Source text:
========================================
Don't listen to any boomers saying c/c++. They're deprecated and being replaced with rust. Learn rust.

Assembly

You can start by not calling it coding, and by calling it programming like a fucking adult.

Ok then mate thanks

Can't tell if that's a joke or not lmao

You ok bro?

language doesn't matter, lisp is fun, though.
anything is fine to learn, it's more important to grasp concepts, whether its anything from C to python to haskell. I'd recommend not learning javascript, though, because it just sucks.

I'm just trying to go for a CS and/or IT job and I know they're sought after, more languages the better lol

ASSEMBLY then C then PYTHON
finally HASKELL

The non-meme answer is python.

Tons of libraries, tons of tutorials and learning material. And you can build real software that does non-trivial stuff.

Yes people will start chiming in with complaints about performance, the GIL, or dynamic typing, but as a beginning none of these things will matter to you what so ever.
========================================
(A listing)
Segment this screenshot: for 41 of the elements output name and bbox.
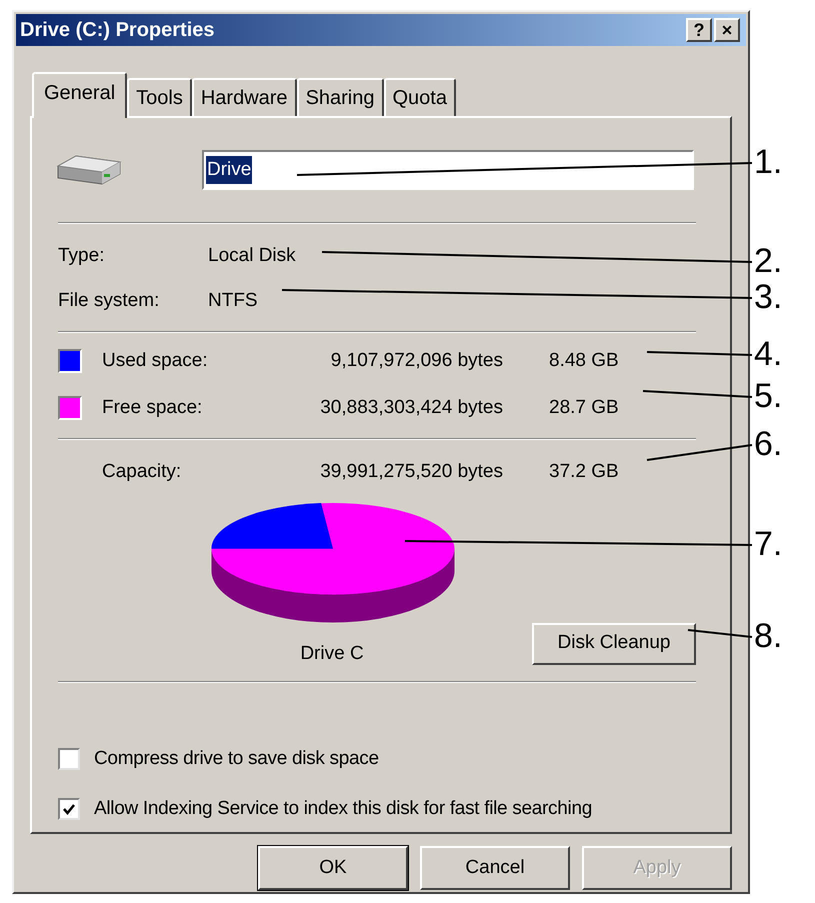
- property-value: Local Disk: [208, 244, 296, 268]
- leader-line: [688, 629, 752, 638]
- callout-number: 6.: [754, 427, 782, 461]
- space-size: 8.48 GB: [548, 349, 620, 373]
- capacity-label: Capacity:: [102, 460, 182, 484]
- callout-number: 3.: [754, 280, 782, 314]
- drive-name-text: Drive: [206, 156, 252, 184]
- property-label: File system:: [58, 288, 160, 312]
- checkbox-label: Compress drive to save disk space: [94, 746, 379, 770]
- checkbox[interactable]: [58, 798, 80, 820]
- callout-number: 4.: [754, 337, 782, 371]
- window-title: Drive (C:) Properties: [20, 18, 216, 43]
- pie-label: Drive C: [300, 642, 364, 666]
- close-button[interactable]: ×: [714, 18, 740, 42]
- capacity-bytes: 39,991,275,520 bytes: [319, 460, 504, 484]
- dialog-button[interactable]: OK: [258, 846, 408, 890]
- callout-number: 1.: [754, 145, 782, 179]
- callout-number: 8.: [754, 619, 782, 653]
- checkbox[interactable]: [58, 748, 80, 770]
- checkbox-label: Allow Indexing Service to index this disk for fast file searching: [94, 797, 592, 821]
- drive-name-field[interactable]: Drive: [202, 150, 694, 190]
- callout-number: 5.: [754, 379, 782, 413]
- callout-number: 2.: [754, 244, 782, 278]
- disk-cleanup-button[interactable]: Disk Cleanup: [532, 622, 696, 664]
- space-bytes: 9,107,972,096 bytes: [330, 349, 504, 373]
- tab[interactable]: Tools: [127, 78, 192, 116]
- tab[interactable]: General: [32, 72, 128, 118]
- callout-number: 7.: [754, 527, 782, 561]
- tab[interactable]: Hardware: [192, 78, 297, 116]
- space-label: Used space:: [102, 349, 209, 373]
- space-size: 28.7 GB: [548, 396, 620, 420]
- tab[interactable]: Quota: [384, 78, 456, 116]
- dialog-button[interactable]: Cancel: [420, 846, 570, 890]
- space-bytes: 30,883,303,424 bytes: [319, 396, 504, 420]
- help-button[interactable]: ?: [686, 18, 712, 42]
- property-value: NTFS: [208, 288, 258, 312]
- capacity-size: 37.2 GB: [548, 460, 620, 484]
- tab[interactable]: Sharing: [296, 78, 384, 116]
- property-label: Type:: [58, 244, 106, 268]
- space-label: Free space:: [102, 396, 204, 420]
- checkmark-icon: [62, 802, 76, 816]
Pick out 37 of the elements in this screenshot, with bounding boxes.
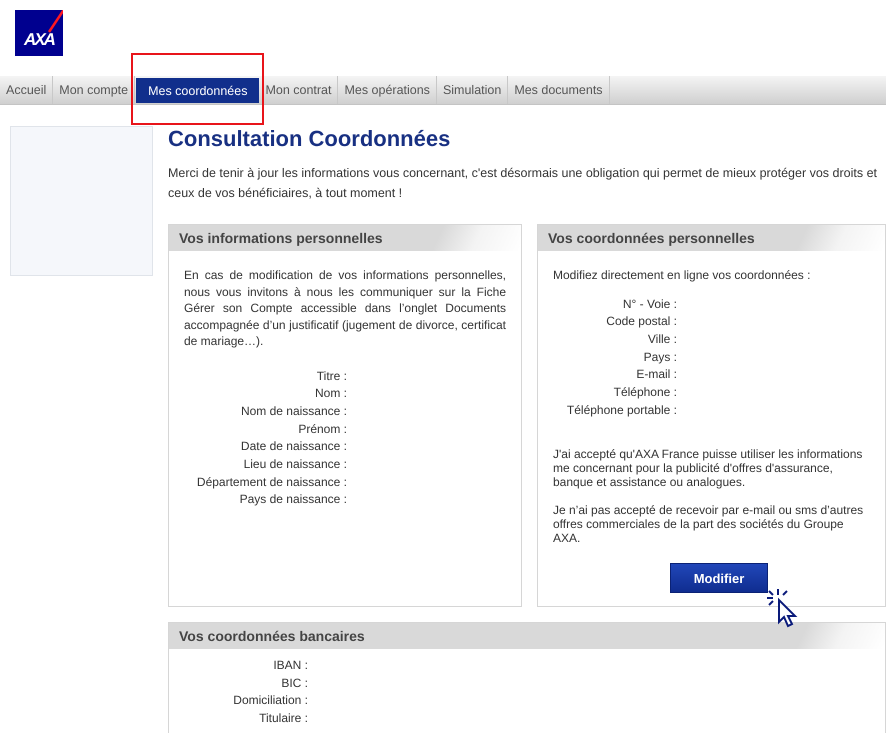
field-label: Téléphone portable : — [566, 402, 677, 419]
modify-button[interactable]: Modifier — [670, 563, 768, 594]
field-label: IBAN : — [272, 657, 308, 674]
field-label: Ville : — [646, 330, 677, 348]
panel-header: Vos coordonnées bancaires — [169, 623, 885, 649]
nav-tab[interactable]: Mon contrat — [259, 76, 338, 104]
field-label: Département de naissance : — [196, 474, 347, 491]
field-label: Prénom : — [297, 420, 347, 438]
field-label: BIC : — [280, 674, 308, 692]
axa-logo: AXA — [15, 10, 63, 56]
page-title: Consultation Coordonnées — [168, 126, 452, 151]
field-label: Nom : — [314, 385, 347, 402]
panel-text: En cas de modification de vos informations personnelles, nous vous invitons à nous les communiquer sur la Fiche Gérer son Compte accessible dans l’onglet Documents accompagnée d’un justificatif (jugement de divorce, certificat de mariage…). — [184, 267, 506, 350]
nav-tab[interactable]: Accueil — [0, 76, 54, 104]
field-label: Titulaire : — [258, 710, 308, 728]
nav-tab[interactable]: Mes coordonnées — [136, 78, 260, 103]
field-label: N° - Voie : — [622, 296, 677, 312]
field-label: Pays de naissance : — [238, 491, 347, 508]
field-label: Nom de naissance : — [240, 402, 347, 420]
field-label: Titre : — [316, 368, 347, 384]
consent-text: Je n’ai pas accepté de recevoir par e-mail ou sms d’autres offres commerciales de la part des sociétés du Groupe AXA. — [553, 503, 864, 546]
panel-header: Vos informations personnelles — [169, 225, 521, 251]
nav-tab[interactable]: Mes documents — [508, 76, 610, 104]
panel-header: Vos coordonnées personnelles — [538, 225, 885, 251]
field-label: Domiciliation : — [232, 692, 308, 710]
field-label: Code postal : — [605, 313, 677, 330]
field-label: Téléphone : — [612, 384, 677, 402]
panel-text: Modifiez directement en ligne vos coordonnées : — [553, 267, 812, 284]
field-label: Lieu de naissance : — [242, 456, 347, 474]
nav-tab[interactable]: Mon compte — [53, 76, 136, 104]
intro-text: Merci de tenir à jour les informations vous concernant, c'est désormais une obligation qui permet de mieux protéger vos droits et ceux de vos bénéficiaires, à tout moment ! — [168, 165, 878, 202]
nav-tab[interactable]: Mes opérations — [338, 76, 437, 104]
field-label: E-mail : — [635, 366, 677, 384]
field-label: Date de naissance : — [240, 438, 347, 456]
field-label: Pays : — [642, 348, 677, 366]
consent-text: J'ai accepté qu'AXA France puisse utiliser les informations me concernant pour la publicité d'offres d'assurance, banque et assistance ou analogues. — [553, 447, 864, 490]
nav-tab[interactable]: Simulation — [436, 76, 508, 104]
========================================
Challenge: Quote in full, word for word, the discussion about which programming language to learn that appears above the listing.

Result of the task:
Don't listen to any boomers saying c/c++. They're deprecated and being replaced with rust. Learn rust.

Assembly

You can start by not calling it coding, and by calling it programming like a fucking adult.

Ok then mate thanks

Can't tell if that's a joke or not lmao

You ok bro?

language doesn't matter, lisp is fun, though.
anything is fine to learn, it's more important to grasp concepts, whether its anything from C to python to haskell. I'd recommend not learning javascript, though, because it just sucks.

I'm just trying to go for a CS and/or IT job and I know they're sought after, more languages the better lol

ASSEMBLY then C then PYTHON
finally HASKELL

The non-meme answer is python.

Tons of libraries, tons of tutorials and learning material. And you can build real software that does non-trivial stuff.

Yes people will start chiming in with complaints about performance, the GIL, or dynamic typing, but as a beginning none of these things will matter to you what so ever.